# Instructions to follow
Copy out each line that includes the word "проверку".

(Records from a data source)
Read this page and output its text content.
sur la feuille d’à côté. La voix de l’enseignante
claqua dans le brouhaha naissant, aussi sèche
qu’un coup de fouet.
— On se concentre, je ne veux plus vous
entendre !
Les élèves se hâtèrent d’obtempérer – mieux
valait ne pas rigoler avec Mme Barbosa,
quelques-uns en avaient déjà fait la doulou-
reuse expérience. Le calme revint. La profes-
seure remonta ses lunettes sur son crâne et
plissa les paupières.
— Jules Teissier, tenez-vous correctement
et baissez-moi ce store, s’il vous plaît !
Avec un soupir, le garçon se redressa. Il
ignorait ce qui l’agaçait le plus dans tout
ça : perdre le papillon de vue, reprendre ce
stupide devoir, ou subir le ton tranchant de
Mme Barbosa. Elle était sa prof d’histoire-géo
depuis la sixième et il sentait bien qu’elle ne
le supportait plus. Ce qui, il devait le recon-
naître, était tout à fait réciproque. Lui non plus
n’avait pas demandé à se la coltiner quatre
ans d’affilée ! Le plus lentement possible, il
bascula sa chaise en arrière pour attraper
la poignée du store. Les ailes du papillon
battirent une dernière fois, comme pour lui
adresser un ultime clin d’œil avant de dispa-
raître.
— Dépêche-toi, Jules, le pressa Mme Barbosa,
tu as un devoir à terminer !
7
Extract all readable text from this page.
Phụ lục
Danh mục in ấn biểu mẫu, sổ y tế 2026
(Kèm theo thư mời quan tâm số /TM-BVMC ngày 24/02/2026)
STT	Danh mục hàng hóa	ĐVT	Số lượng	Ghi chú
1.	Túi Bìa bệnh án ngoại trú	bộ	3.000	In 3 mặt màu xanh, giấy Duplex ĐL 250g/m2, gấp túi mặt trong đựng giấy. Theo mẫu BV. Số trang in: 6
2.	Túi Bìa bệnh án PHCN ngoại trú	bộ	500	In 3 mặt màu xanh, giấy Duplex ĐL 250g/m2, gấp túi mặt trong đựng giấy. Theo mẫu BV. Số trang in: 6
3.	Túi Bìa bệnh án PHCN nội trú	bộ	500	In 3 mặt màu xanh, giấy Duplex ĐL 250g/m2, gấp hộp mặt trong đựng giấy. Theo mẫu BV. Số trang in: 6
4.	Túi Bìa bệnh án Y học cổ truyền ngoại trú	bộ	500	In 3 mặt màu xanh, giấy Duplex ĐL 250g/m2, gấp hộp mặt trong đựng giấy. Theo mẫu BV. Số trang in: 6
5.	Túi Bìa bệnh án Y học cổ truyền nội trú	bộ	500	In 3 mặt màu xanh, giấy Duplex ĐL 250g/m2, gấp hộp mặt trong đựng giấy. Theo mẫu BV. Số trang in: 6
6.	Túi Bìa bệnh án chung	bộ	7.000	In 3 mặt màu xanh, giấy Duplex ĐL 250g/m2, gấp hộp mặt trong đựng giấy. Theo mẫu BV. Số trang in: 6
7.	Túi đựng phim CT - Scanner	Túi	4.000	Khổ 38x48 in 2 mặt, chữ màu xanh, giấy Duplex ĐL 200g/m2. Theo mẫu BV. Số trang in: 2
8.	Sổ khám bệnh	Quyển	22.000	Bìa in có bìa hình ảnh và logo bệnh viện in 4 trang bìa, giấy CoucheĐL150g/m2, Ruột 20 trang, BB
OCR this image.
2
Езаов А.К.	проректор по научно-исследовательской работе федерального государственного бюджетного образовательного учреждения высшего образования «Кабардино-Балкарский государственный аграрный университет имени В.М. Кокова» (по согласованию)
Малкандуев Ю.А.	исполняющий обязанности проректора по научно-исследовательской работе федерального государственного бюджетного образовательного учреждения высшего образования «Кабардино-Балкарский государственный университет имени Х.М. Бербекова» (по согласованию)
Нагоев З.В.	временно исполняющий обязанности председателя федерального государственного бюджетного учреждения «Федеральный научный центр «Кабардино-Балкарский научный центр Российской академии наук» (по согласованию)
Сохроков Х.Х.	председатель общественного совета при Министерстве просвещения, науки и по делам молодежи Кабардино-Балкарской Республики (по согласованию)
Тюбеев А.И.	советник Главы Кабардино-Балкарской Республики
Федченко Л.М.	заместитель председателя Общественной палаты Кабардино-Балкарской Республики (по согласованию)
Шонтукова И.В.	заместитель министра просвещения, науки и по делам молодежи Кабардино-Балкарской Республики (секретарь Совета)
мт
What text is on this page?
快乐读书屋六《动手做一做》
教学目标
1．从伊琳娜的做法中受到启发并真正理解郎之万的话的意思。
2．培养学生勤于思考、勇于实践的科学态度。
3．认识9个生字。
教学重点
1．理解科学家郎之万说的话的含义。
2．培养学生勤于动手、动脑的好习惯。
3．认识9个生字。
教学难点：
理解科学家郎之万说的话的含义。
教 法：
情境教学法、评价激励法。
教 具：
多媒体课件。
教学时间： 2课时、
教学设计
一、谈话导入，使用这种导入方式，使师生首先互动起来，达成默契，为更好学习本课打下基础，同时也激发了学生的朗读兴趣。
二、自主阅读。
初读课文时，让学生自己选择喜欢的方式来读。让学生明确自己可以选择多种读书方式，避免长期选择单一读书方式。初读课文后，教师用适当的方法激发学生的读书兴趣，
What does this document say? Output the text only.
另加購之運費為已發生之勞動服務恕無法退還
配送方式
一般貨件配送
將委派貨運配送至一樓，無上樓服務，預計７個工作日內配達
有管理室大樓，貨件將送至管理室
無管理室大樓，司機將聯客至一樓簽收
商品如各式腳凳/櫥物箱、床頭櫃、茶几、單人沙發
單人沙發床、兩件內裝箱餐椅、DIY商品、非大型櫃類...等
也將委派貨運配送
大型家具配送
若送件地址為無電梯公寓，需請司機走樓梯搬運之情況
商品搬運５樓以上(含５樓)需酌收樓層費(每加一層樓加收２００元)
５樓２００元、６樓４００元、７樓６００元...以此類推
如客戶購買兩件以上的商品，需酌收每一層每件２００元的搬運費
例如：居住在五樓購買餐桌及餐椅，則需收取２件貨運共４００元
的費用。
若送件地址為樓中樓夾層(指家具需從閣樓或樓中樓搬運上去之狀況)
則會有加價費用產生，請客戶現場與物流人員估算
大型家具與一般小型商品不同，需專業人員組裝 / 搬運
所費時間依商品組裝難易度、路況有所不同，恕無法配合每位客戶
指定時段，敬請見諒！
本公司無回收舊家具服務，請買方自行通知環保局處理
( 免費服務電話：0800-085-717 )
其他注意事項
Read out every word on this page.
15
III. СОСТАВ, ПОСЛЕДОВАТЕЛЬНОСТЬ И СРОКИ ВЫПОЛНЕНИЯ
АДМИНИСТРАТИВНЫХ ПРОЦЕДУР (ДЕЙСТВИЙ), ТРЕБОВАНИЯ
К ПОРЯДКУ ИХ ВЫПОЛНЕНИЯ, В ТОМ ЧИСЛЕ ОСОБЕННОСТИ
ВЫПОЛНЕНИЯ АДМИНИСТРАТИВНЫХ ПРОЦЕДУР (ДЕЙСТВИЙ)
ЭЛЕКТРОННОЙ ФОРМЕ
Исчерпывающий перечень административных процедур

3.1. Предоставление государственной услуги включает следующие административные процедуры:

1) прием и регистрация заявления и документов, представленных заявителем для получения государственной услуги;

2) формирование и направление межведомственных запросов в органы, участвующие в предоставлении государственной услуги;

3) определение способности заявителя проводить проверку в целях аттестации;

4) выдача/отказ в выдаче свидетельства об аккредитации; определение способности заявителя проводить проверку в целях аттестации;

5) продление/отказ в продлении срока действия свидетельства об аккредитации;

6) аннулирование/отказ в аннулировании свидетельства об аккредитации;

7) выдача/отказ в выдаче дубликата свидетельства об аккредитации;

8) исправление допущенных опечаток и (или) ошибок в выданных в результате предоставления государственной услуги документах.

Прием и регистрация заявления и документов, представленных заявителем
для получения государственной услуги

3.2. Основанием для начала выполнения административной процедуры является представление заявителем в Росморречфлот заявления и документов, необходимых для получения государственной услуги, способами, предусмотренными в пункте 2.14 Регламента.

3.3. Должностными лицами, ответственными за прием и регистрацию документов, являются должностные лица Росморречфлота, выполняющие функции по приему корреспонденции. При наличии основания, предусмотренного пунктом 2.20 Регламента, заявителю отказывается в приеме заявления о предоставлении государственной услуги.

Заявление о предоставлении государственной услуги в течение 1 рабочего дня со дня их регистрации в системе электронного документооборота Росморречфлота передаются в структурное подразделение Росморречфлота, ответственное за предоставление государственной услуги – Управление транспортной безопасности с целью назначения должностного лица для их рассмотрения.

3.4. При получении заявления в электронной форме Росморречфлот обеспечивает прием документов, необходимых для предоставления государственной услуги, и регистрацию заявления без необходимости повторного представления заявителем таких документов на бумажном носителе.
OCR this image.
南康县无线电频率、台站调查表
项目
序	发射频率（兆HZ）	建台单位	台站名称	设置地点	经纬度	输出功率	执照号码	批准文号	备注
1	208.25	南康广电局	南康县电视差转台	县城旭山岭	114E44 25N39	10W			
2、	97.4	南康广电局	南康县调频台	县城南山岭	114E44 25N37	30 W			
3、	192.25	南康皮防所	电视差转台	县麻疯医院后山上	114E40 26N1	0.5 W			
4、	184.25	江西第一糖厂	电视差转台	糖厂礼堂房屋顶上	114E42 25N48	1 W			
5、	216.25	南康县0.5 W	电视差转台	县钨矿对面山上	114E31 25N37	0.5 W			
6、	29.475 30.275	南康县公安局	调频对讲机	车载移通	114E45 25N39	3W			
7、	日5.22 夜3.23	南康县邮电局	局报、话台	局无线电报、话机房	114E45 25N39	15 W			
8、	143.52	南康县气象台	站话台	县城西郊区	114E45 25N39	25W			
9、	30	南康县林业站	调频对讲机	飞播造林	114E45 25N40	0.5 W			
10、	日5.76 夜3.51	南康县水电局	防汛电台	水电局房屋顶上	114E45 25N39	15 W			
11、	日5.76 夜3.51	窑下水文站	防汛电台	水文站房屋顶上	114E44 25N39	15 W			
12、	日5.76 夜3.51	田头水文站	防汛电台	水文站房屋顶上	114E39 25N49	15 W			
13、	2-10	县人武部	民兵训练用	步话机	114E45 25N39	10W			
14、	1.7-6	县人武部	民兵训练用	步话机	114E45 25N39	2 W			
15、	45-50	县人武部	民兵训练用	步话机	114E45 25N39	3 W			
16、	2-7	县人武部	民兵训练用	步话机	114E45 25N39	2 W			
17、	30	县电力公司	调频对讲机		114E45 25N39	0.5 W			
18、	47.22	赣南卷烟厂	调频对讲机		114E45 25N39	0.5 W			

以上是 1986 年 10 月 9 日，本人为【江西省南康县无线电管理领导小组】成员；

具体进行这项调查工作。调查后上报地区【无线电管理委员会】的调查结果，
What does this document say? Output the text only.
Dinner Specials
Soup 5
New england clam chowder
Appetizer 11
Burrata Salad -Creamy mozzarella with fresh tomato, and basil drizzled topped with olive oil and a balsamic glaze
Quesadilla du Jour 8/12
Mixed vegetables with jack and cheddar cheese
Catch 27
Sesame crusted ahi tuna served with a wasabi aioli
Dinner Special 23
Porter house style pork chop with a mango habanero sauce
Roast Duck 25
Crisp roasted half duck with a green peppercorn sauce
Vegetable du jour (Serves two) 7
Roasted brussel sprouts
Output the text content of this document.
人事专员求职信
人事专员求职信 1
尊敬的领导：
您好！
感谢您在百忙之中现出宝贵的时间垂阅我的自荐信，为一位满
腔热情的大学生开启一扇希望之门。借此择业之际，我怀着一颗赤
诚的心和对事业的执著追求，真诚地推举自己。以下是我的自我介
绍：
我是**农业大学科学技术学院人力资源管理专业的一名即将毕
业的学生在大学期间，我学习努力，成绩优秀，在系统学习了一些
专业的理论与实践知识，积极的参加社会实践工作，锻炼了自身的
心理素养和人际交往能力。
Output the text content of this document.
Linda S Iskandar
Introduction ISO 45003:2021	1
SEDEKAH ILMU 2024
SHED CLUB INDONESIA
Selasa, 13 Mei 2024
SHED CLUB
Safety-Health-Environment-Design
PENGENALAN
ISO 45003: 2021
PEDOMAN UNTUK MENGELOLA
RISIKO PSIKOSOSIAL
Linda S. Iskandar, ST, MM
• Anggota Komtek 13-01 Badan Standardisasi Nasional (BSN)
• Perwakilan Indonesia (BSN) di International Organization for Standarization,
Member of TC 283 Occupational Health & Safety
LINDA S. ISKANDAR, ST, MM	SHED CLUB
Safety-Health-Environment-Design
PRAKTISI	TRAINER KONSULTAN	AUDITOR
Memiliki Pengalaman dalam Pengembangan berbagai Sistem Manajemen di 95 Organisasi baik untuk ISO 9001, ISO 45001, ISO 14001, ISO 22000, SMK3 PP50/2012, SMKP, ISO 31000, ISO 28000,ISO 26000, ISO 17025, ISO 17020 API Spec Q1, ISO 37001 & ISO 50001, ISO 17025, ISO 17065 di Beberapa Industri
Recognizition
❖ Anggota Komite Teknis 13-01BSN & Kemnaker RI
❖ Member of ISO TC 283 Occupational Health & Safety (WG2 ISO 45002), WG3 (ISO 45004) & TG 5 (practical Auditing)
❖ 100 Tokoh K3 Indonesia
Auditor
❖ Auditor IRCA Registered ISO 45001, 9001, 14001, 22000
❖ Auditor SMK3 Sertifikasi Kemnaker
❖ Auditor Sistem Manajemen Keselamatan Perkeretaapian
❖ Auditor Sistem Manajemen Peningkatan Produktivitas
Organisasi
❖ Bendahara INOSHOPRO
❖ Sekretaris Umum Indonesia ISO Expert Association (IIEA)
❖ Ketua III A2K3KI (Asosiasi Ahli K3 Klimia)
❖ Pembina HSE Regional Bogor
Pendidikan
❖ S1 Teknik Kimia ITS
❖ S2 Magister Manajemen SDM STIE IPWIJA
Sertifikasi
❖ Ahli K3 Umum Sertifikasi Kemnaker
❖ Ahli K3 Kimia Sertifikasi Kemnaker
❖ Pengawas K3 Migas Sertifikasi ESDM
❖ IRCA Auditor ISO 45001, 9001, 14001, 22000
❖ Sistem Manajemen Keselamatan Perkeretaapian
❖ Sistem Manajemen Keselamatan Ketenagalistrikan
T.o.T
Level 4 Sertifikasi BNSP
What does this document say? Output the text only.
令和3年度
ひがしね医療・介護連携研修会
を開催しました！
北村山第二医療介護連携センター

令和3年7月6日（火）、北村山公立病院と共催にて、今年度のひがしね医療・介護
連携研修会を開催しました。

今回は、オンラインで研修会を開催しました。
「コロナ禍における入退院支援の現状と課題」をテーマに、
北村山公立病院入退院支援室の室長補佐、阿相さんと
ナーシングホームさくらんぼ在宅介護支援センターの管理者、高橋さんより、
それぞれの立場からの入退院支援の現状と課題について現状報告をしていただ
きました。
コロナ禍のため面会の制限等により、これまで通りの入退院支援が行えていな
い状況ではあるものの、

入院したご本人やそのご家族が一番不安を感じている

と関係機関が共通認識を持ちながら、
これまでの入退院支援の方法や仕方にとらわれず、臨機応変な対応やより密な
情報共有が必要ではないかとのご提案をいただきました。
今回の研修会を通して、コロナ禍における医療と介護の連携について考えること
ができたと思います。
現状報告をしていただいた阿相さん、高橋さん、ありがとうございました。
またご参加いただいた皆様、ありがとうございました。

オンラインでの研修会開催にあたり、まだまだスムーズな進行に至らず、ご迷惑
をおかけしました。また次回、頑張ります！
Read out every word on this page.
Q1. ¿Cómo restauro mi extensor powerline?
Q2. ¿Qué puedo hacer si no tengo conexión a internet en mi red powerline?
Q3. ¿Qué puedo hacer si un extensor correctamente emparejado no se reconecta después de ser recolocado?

# Final result
3) определение способности заявителя проводить проверку в целях аттестации;
4) выдача/отказ в выдаче свидетельства об аккредитации; определение способности заявителя проводить проверку в целях аттестации;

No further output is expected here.